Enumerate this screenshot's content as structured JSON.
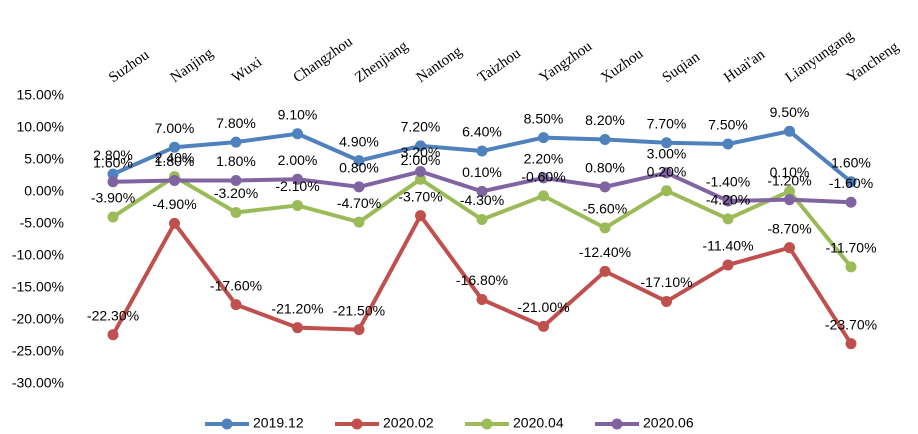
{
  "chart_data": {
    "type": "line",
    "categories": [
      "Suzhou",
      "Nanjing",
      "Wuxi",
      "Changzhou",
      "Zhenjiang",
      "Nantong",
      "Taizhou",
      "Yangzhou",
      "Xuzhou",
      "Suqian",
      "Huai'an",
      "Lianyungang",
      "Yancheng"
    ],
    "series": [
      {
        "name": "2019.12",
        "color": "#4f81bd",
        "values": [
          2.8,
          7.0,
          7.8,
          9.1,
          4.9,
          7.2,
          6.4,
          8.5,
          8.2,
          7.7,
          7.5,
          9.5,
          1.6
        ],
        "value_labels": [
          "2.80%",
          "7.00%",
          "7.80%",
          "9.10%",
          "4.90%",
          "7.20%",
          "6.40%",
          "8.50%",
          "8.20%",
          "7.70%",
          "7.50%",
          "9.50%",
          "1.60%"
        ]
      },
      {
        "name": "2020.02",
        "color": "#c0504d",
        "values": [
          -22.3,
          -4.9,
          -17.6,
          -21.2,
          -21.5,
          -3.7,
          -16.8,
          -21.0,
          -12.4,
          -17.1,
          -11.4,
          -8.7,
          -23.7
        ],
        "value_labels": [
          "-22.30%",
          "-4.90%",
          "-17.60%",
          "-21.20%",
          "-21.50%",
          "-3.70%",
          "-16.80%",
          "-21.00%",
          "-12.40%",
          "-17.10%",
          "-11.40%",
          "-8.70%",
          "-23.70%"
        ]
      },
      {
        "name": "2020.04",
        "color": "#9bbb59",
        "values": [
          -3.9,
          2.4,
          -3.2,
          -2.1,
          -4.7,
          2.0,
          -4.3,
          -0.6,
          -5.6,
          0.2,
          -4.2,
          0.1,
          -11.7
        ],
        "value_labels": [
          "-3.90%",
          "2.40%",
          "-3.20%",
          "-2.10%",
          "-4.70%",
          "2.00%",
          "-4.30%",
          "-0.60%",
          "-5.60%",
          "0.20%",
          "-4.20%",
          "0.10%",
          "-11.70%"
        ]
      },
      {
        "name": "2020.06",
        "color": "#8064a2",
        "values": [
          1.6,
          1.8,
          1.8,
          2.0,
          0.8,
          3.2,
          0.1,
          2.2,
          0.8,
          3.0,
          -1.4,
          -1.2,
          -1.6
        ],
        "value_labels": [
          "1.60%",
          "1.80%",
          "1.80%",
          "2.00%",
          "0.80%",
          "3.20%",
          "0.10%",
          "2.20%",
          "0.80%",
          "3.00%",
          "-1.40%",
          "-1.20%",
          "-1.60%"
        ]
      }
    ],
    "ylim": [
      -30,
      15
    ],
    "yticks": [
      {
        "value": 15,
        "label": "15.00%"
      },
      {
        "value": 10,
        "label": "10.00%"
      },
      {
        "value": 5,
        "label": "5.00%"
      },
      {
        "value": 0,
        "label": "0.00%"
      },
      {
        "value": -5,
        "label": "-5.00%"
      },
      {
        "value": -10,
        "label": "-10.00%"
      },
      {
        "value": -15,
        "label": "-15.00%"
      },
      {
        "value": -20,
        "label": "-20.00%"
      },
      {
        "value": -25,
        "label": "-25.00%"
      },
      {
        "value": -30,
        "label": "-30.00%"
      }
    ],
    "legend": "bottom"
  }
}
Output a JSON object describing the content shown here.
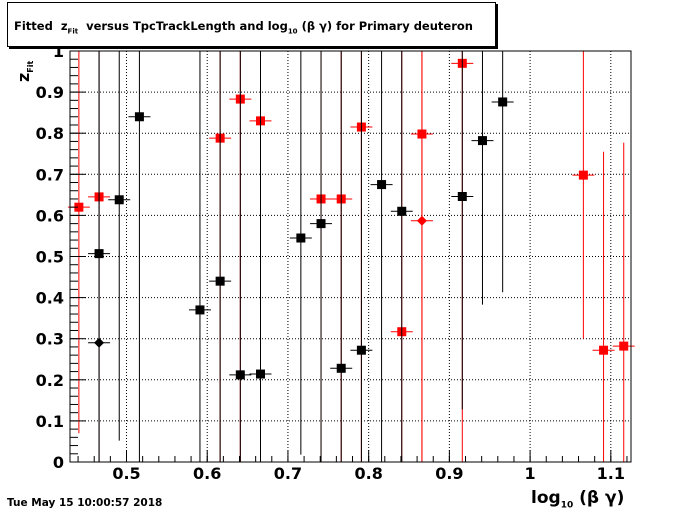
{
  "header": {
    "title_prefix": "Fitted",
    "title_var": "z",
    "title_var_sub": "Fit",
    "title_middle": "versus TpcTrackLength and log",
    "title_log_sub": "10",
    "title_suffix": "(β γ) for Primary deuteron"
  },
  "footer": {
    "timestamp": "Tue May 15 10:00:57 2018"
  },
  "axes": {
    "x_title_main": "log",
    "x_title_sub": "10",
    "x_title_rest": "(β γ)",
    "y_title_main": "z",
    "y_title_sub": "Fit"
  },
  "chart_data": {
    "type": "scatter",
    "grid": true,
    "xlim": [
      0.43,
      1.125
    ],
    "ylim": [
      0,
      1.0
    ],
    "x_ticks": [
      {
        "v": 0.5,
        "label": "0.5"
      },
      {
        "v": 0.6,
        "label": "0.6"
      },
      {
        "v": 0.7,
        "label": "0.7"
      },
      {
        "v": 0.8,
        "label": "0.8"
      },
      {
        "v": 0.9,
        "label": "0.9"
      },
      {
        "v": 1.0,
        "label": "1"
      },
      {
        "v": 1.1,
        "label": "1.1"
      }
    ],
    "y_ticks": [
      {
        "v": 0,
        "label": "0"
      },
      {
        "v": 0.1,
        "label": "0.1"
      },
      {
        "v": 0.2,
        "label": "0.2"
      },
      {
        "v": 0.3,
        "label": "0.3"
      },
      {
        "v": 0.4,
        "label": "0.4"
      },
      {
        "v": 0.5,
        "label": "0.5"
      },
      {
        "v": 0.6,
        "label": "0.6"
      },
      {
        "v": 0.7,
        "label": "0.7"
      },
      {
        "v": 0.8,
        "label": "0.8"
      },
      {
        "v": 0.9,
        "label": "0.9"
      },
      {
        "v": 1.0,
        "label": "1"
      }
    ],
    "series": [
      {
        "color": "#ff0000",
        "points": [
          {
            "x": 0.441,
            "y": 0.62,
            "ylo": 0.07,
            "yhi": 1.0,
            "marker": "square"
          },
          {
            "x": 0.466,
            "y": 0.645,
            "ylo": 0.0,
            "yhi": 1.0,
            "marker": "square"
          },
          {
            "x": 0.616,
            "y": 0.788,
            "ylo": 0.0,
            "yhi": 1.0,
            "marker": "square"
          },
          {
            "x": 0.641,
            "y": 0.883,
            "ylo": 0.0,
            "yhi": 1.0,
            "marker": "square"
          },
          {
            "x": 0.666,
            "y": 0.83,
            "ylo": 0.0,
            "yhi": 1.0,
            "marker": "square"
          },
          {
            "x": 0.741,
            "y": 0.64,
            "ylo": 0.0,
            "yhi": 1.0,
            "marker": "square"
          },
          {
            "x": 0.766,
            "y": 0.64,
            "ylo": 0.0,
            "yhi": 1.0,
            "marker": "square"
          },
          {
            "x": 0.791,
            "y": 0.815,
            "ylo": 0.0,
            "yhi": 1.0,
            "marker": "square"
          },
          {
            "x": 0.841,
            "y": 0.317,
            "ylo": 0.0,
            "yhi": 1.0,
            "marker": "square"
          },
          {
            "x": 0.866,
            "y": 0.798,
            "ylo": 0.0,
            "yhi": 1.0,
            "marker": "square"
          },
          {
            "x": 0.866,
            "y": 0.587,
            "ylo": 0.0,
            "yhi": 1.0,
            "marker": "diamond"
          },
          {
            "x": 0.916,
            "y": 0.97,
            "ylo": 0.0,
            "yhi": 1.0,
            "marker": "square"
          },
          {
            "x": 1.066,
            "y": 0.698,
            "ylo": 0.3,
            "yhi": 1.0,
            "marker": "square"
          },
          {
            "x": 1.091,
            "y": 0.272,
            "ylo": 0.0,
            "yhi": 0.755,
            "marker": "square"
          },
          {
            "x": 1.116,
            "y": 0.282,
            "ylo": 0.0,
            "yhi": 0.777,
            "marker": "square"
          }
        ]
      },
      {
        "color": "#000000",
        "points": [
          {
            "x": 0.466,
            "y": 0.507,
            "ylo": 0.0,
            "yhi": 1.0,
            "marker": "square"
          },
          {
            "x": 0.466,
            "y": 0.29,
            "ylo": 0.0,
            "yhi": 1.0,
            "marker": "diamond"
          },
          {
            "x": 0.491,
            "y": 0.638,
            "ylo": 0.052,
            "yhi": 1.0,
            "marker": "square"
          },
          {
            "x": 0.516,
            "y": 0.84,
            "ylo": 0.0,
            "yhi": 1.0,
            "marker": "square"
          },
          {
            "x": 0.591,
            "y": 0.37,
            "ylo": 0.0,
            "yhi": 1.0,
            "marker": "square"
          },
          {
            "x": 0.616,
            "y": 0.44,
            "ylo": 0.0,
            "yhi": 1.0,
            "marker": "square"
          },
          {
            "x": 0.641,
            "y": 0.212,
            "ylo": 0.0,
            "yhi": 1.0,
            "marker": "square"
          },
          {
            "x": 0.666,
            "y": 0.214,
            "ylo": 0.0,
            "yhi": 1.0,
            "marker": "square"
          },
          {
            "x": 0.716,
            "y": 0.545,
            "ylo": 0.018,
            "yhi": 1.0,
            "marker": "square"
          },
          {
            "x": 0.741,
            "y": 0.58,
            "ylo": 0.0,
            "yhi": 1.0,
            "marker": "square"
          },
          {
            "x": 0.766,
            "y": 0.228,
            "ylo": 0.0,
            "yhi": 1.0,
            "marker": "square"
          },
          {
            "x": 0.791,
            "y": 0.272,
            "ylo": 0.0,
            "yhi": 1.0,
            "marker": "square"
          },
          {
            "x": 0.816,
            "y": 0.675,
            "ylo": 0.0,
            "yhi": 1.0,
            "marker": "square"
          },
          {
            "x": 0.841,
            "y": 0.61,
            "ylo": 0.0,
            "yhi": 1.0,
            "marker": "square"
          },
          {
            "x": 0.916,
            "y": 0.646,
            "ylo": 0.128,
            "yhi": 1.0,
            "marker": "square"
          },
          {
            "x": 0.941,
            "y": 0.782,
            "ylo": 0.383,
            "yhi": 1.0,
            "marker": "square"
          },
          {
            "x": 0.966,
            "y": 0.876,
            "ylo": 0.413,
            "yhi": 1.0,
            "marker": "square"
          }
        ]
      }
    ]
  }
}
========
**Task details**
Lines of the listing that contain the word "color" are to be counted; report only their number.

**Exercise solution**
6